(Problem to solve):
Edit the thread on encrypting full-text search indexes, starting at the words "If you are sure" and stopping after "of your inserts).", and change "FTS" to "full-text search" in that span.

(Selected text):
• • • •

If you are sure that weakening your system to implement searching like this makes sense, and the another approach is not sufficient, one thing that could help is to store the hashes of words in the text as a list of uniquely occuring words only (i.e. no frequency or proximity information would be available). This would reduce the attack surface area of your implementation a little, but would also lose the benefits you are implying you want by describing the approach as FTS. You could get very fast results like this though as the hashed words essentially become tags attached to all the records that include them. The search lookup then could become very fast (at the expense of your inserts).
*Just to be clear - I would want to be REALLY sure my business needs demanded something like this before I implemented it...
EDIT:
Quick example of the issues - say I know you are using 32-bit salts and are hashing common words like "the". 2^32 possible salts = 4 billion possible salts (that is, not that many if you only need to hash a handful of words for the initial attack). Assume the salt is appended or prepended, this still is only 8 billion entries to pre-calculate. Even if it is less common words you do not need to create too many lists to ensure you will get hits (if this is not the case your data would not be worth searching).
Then lookup the highest frequency salts for a given block of text in our each of our pre-calculated salt tables and use the match to see if it correctly decrypts other words in the text. Once you have a plausible candidate generate the 250,000 word English language rainbow table for that salt and decrypt the text.
I would guess you could decrypt the hashed data in the system in hours to days with access to the database.
First, you have all of the normal vulnerabilities of password-based cryptography, which stem from users picking predictable passwords. It is common to crack more than 50% of passwords from real-world applications in offline attacks with less than two hours of desktop computing time.
I assume the full text encryption key is derived from the password, or is encrypted by a password-derived key. So an attacker can test guesses against a selection of hashed index keys, and once she finds the password, decrypt all of the documents.
But, even if a user picks a high-entropy password, frequency analysis on the index could potentially reveal a lot about the plain text. Although word order is lost in indexing (if you don't support proximity searches), you are essentially creating an electronic code book for each user. This index would be vulnerable to centuries of well-developed cryptanalytical techniques. Modern encryption protocols avoid ECB, and provide "ciphertext indistinguishability"—the same plain text yields different cipher text each time it's encrypted. But that doesn't work with indexes.
A less vulnerable approach would be to index and search on the client. The necessary tables would be bundled as a single message and encrypted on the client, then transported to the server for storage. The obvious tradeoff is the cost of transmission of that bundle on each session. Client-side caching of index fragments could mitigate this cost somewhat.
In the end, only you can weigh the security cost of a breach against the performance costs of client-side indexing. But the statistical analysis enabled by an index is a significant vulnerability.
MSSQL Enterprise TDE encrypts Full-Text index as well as other indices when you set whole database encryption (Since 2008). in practice, it works pretty well, without a huge performance penalty. Can't comment on how, b/c it's a proprietary algo, but heres the docs.

• • • •

Box annotation data:
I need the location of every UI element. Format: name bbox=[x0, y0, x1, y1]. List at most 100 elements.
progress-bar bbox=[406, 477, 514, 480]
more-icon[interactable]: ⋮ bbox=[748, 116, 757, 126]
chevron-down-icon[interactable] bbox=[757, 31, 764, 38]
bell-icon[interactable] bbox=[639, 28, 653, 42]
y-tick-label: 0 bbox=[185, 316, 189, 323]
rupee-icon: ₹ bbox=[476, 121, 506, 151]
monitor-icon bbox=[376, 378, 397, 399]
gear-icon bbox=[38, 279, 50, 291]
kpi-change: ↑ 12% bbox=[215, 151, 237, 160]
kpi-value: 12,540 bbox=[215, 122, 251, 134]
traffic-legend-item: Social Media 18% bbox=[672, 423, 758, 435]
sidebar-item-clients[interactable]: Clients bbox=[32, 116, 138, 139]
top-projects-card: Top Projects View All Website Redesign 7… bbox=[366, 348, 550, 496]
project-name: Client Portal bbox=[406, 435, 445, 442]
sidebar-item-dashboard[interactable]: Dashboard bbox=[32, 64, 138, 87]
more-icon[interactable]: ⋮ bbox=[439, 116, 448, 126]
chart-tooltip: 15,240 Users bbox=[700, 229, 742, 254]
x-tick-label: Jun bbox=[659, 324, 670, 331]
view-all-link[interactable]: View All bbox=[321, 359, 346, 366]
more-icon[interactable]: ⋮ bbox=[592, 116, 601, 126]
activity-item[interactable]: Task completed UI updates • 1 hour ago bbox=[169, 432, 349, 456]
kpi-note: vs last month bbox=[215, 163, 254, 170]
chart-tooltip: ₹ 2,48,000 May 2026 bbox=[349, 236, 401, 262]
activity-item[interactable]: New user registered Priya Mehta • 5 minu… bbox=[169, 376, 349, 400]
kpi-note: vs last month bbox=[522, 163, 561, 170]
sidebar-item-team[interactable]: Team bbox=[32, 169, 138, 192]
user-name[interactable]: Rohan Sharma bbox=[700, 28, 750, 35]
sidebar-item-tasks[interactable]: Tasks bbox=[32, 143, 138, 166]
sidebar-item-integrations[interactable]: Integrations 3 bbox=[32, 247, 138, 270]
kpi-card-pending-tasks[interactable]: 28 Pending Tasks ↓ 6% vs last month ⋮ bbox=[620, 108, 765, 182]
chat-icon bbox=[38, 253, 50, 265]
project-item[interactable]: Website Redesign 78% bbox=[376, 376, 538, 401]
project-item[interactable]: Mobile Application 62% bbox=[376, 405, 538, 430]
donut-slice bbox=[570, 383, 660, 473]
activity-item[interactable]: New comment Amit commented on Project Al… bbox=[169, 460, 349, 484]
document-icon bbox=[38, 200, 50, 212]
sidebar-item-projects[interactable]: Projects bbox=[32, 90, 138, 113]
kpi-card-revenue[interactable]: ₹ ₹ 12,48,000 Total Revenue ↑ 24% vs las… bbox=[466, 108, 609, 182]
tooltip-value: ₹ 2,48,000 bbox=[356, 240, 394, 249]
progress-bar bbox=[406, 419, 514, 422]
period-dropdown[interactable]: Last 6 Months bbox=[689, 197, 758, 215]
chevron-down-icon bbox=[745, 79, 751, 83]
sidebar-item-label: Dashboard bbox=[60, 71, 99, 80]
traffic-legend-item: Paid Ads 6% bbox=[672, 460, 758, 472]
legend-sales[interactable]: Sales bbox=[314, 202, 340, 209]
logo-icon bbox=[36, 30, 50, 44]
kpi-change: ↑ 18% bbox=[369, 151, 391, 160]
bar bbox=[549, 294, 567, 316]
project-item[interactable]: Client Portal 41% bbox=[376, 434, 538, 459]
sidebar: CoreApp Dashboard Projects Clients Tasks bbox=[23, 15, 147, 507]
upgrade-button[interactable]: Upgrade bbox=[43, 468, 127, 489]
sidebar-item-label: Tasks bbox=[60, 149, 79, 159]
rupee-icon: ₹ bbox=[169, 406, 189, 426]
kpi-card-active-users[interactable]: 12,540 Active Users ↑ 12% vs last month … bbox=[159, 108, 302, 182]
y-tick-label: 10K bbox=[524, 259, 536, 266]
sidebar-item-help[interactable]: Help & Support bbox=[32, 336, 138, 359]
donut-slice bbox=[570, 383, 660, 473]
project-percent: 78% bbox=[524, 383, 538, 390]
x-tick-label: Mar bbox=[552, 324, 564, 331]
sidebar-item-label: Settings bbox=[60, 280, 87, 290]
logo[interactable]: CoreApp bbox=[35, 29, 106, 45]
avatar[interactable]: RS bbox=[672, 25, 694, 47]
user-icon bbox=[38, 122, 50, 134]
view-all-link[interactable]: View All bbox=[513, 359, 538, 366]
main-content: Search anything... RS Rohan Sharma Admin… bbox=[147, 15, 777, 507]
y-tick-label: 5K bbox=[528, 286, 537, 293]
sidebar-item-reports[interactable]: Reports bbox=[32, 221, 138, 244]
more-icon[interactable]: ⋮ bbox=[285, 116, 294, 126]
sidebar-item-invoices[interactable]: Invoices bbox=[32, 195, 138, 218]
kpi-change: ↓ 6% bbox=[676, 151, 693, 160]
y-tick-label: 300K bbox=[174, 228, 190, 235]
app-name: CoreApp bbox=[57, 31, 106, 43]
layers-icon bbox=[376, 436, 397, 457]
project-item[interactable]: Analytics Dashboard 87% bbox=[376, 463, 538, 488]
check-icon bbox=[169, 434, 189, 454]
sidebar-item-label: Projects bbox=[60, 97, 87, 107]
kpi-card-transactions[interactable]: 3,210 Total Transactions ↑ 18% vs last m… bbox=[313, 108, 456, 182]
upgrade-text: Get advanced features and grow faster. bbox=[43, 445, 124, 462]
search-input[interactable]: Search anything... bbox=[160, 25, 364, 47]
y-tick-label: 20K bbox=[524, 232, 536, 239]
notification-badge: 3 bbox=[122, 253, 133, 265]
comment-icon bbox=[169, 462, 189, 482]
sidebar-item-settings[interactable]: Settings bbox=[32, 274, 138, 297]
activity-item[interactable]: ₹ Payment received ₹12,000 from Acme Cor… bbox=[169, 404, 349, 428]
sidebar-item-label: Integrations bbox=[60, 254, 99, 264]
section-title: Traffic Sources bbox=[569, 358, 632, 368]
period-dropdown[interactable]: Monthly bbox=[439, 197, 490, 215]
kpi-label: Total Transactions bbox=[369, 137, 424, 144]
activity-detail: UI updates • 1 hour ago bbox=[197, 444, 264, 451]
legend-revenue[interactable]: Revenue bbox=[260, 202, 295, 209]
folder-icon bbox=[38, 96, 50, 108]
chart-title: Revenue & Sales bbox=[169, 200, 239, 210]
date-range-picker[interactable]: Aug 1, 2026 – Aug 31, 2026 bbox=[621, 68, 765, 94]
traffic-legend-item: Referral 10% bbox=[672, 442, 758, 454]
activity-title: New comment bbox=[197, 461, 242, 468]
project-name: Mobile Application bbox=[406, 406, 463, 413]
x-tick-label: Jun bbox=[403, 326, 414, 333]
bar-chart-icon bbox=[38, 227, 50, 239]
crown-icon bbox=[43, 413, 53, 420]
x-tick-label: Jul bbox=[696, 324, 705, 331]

• • • •

(The completed task):
If you are sure that weakening your system to implement searching like this makes sense, and the another approach is not sufficient, one thing that could help is to store the hashes of words in the text as a list of uniquely occuring words only (i.e. no frequency or proximity information would be available). This would reduce the attack surface area of your implementation a little, but would also lose the benefits you are implying you want by describing the approach as full-text search. You could get very fast results like this though as the hashed words essentially become tags attached to all the records that include them. The search lookup then could become very fast (at the expense of your inserts).